AVAILABLE RECORDS
========================================================================
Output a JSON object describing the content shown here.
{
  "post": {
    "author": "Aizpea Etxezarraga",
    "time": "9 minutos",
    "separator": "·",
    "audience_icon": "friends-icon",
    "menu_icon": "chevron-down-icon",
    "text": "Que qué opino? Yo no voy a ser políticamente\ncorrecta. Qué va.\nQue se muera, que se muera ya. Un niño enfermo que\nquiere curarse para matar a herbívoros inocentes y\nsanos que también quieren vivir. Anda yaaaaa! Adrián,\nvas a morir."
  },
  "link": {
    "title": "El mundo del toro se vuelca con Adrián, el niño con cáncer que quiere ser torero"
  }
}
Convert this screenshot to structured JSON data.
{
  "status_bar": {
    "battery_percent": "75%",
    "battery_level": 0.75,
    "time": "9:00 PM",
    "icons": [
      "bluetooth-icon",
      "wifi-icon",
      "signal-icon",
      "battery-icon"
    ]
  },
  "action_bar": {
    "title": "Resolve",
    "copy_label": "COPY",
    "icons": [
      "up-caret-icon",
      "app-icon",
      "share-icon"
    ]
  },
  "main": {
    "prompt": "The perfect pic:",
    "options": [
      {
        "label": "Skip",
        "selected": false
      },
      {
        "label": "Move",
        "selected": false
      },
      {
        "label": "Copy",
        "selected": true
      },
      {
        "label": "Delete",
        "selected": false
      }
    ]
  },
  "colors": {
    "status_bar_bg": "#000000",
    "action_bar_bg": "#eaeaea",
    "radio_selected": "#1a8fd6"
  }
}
========================================================================
YOUR INSTRUCTIONS
Return the lines from the line containing "Convert this screenshot" to the end of the entries above, exactly as they appear and with no other output.

RESULT OF THIS EXERCISE
Convert this screenshot to structured JSON data.
{
  "status_bar": {
    "battery_percent": "75%",
    "battery_level": 0.75,
    "time": "9:00 PM",
    "icons": [
      "bluetooth-icon",
      "wifi-icon",
      "signal-icon",
      "battery-icon"
    ]
  },
  "action_bar": {
    "title": "Resolve",
    "copy_label": "COPY",
    "icons": [
      "up-caret-icon",
      "app-icon",
      "share-icon"
    ]
  },
  "main": {
    "prompt": "The perfect pic:",
    "options": [
      {
        "label": "Skip",
        "selected": false
      },
      {
        "label": "Move",
        "selected": false
      },
      {
        "label": "Copy",
        "selected": true
      },
      {
        "label": "Delete",
        "selected": false
      }
    ]
  },
  "colors": {
    "status_bar_bg": "#000000",
    "action_bar_bg": "#eaeaea",
    "radio_selected": "#1a8fd6"
  }
}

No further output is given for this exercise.